◆ **SUPPLIED DATA**
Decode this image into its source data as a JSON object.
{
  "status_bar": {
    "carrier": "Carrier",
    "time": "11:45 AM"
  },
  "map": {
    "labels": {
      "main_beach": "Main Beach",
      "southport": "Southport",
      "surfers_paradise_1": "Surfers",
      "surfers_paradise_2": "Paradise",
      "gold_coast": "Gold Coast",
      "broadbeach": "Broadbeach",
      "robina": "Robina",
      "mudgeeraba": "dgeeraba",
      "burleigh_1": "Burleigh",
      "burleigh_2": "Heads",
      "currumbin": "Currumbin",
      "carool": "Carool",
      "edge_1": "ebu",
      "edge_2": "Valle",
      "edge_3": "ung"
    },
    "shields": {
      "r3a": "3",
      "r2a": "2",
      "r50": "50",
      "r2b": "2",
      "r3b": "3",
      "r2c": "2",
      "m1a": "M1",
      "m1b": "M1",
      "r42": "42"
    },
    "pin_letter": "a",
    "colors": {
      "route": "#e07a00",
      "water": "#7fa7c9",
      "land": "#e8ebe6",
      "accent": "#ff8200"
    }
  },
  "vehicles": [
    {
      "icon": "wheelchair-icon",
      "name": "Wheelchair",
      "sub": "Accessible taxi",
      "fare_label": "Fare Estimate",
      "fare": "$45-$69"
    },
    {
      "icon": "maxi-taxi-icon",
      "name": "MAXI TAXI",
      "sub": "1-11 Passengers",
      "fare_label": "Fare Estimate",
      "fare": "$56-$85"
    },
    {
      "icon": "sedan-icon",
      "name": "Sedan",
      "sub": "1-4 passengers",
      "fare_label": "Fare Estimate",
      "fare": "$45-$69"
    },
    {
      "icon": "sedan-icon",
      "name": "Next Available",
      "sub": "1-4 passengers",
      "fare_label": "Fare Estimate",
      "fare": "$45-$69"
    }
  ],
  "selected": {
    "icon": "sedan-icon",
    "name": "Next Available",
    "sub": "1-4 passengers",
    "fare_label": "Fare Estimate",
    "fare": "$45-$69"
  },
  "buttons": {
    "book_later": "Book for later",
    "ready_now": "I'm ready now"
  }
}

◆ **JOB**
All of the entries above must be quoted exactly.

◆ **REPLY**
Decode this image into its source data as a JSON object.
{
  "status_bar": {
    "carrier": "Carrier",
    "time": "11:45 AM"
  },
  "map": {
    "labels": {
      "main_beach": "Main Beach",
      "southport": "Southport",
      "surfers_paradise_1": "Surfers",
      "surfers_paradise_2": "Paradise",
      "gold_coast": "Gold Coast",
      "broadbeach": "Broadbeach",
      "robina": "Robina",
      "mudgeeraba": "dgeeraba",
      "burleigh_1": "Burleigh",
      "burleigh_2": "Heads",
      "currumbin": "Currumbin",
      "carool": "Carool",
      "edge_1": "ebu",
      "edge_2": "Valle",
      "edge_3": "ung"
    },
    "shields": {
      "r3a": "3",
      "r2a": "2",
      "r50": "50",
      "r2b": "2",
      "r3b": "3",
      "r2c": "2",
      "m1a": "M1",
      "m1b": "M1",
      "r42": "42"
    },
    "pin_letter": "a",
    "colors": {
      "route": "#e07a00",
      "water": "#7fa7c9",
      "land": "#e8ebe6",
      "accent": "#ff8200"
    }
  },
  "vehicles": [
    {
      "icon": "wheelchair-icon",
      "name": "Wheelchair",
      "sub": "Accessible taxi",
      "fare_label": "Fare Estimate",
      "fare": "$45-$69"
    },
    {
      "icon": "maxi-taxi-icon",
      "name": "MAXI TAXI",
      "sub": "1-11 Passengers",
      "fare_label": "Fare Estimate",
      "fare": "$56-$85"
    },
    {
      "icon": "sedan-icon",
      "name": "Sedan",
      "sub": "1-4 passengers",
      "fare_label": "Fare Estimate",
      "fare": "$45-$69"
    },
    {
      "icon": "sedan-icon",
      "name": "Next Available",
      "sub": "1-4 passengers",
      "fare_label": "Fare Estimate",
      "fare": "$45-$69"
    }
  ],
  "selected": {
    "icon": "sedan-icon",
    "name": "Next Available",
    "sub": "1-4 passengers",
    "fare_label": "Fare Estimate",
    "fare": "$45-$69"
  },
  "buttons": {
    "book_later": "Book for later",
    "ready_now": "I'm ready now"
  }
}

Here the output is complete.